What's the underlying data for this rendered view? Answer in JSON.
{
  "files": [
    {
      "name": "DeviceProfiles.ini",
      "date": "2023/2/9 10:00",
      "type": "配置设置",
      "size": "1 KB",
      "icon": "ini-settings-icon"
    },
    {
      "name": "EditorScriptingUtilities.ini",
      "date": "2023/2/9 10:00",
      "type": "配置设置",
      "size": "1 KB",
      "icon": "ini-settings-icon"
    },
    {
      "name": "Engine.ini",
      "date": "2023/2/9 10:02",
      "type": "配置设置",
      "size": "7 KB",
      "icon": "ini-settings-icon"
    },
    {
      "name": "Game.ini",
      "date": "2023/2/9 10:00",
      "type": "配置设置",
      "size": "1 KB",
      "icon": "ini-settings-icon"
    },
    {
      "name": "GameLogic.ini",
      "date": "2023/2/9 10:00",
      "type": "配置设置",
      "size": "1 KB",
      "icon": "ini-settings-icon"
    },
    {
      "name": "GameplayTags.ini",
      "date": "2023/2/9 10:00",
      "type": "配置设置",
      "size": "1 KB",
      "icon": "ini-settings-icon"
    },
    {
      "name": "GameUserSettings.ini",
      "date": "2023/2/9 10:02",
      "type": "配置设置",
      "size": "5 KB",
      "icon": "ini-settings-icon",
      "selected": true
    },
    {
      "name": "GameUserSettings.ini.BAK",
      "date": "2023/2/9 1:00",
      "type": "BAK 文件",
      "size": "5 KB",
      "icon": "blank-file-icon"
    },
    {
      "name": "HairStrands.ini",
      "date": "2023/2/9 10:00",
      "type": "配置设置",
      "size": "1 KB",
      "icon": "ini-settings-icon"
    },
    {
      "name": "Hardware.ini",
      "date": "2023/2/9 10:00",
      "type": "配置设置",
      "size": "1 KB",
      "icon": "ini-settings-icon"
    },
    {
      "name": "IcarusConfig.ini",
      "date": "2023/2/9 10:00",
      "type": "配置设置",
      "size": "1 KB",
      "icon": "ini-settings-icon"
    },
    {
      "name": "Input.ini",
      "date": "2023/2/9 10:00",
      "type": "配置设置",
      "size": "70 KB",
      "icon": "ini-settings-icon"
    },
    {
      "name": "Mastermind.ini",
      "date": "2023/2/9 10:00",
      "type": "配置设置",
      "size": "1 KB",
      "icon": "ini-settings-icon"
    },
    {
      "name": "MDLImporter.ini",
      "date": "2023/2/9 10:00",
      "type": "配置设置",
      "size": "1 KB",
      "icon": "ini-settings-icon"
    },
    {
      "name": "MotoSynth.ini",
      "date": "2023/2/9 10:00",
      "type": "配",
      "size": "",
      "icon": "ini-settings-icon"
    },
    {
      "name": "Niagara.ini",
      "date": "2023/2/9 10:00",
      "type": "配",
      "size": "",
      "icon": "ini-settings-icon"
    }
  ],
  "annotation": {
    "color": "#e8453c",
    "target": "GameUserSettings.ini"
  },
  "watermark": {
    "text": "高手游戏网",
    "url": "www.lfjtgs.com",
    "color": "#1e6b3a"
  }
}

= WORK TO BE COMPLETED =
Reproduce the records above exactly as they appear.

= COMPLETED EXERCISE =
What's the underlying data for this rendered view? Answer in JSON.
{
  "files": [
    {
      "name": "DeviceProfiles.ini",
      "date": "2023/2/9 10:00",
      "type": "配置设置",
      "size": "1 KB",
      "icon": "ini-settings-icon"
    },
    {
      "name": "EditorScriptingUtilities.ini",
      "date": "2023/2/9 10:00",
      "type": "配置设置",
      "size": "1 KB",
      "icon": "ini-settings-icon"
    },
    {
      "name": "Engine.ini",
      "date": "2023/2/9 10:02",
      "type": "配置设置",
      "size": "7 KB",
      "icon": "ini-settings-icon"
    },
    {
      "name": "Game.ini",
      "date": "2023/2/9 10:00",
      "type": "配置设置",
      "size": "1 KB",
      "icon": "ini-settings-icon"
    },
    {
      "name": "GameLogic.ini",
      "date": "2023/2/9 10:00",
      "type": "配置设置",
      "size": "1 KB",
      "icon": "ini-settings-icon"
    },
    {
      "name": "GameplayTags.ini",
      "date": "2023/2/9 10:00",
      "type": "配置设置",
      "size": "1 KB",
      "icon": "ini-settings-icon"
    },
    {
      "name": "GameUserSettings.ini",
      "date": "2023/2/9 10:02",
      "type": "配置设置",
      "size": "5 KB",
      "icon": "ini-settings-icon",
      "selected": true
    },
    {
      "name": "GameUserSettings.ini.BAK",
      "date": "2023/2/9 1:00",
      "type": "BAK 文件",
      "size": "5 KB",
      "icon": "blank-file-icon"
    },
    {
      "name": "HairStrands.ini",
      "date": "2023/2/9 10:00",
      "type": "配置设置",
      "size": "1 KB",
      "icon": "ini-settings-icon"
    },
    {
      "name": "Hardware.ini",
      "date": "2023/2/9 10:00",
      "type": "配置设置",
      "size": "1 KB",
      "icon": "ini-settings-icon"
    },
    {
      "name": "IcarusConfig.ini",
      "date": "2023/2/9 10:00",
      "type": "配置设置",
      "size": "1 KB",
      "icon": "ini-settings-icon"
    },
    {
      "name": "Input.ini",
      "date": "2023/2/9 10:00",
      "type": "配置设置",
      "size": "70 KB",
      "icon": "ini-settings-icon"
    },
    {
      "name": "Mastermind.ini",
      "date": "2023/2/9 10:00",
      "type": "配置设置",
      "size": "1 KB",
      "icon": "ini-settings-icon"
    },
    {
      "name": "MDLImporter.ini",
      "date": "2023/2/9 10:00",
      "type": "配置设置",
      "size": "1 KB",
      "icon": "ini-settings-icon"
    },
    {
      "name": "MotoSynth.ini",
      "date": "2023/2/9 10:00",
      "type": "配",
      "size": "",
      "icon": "ini-settings-icon"
    },
    {
      "name": "Niagara.ini",
      "date": "2023/2/9 10:00",
      "type": "配",
      "size": "",
      "icon": "ini-settings-icon"
    }
  ],
  "annotation": {
    "color": "#e8453c",
    "target": "GameUserSettings.ini"
  },
  "watermark": {
    "text": "高手游戏网",
    "url": "www.lfjtgs.com",
    "color": "#1e6b3a"
  }
}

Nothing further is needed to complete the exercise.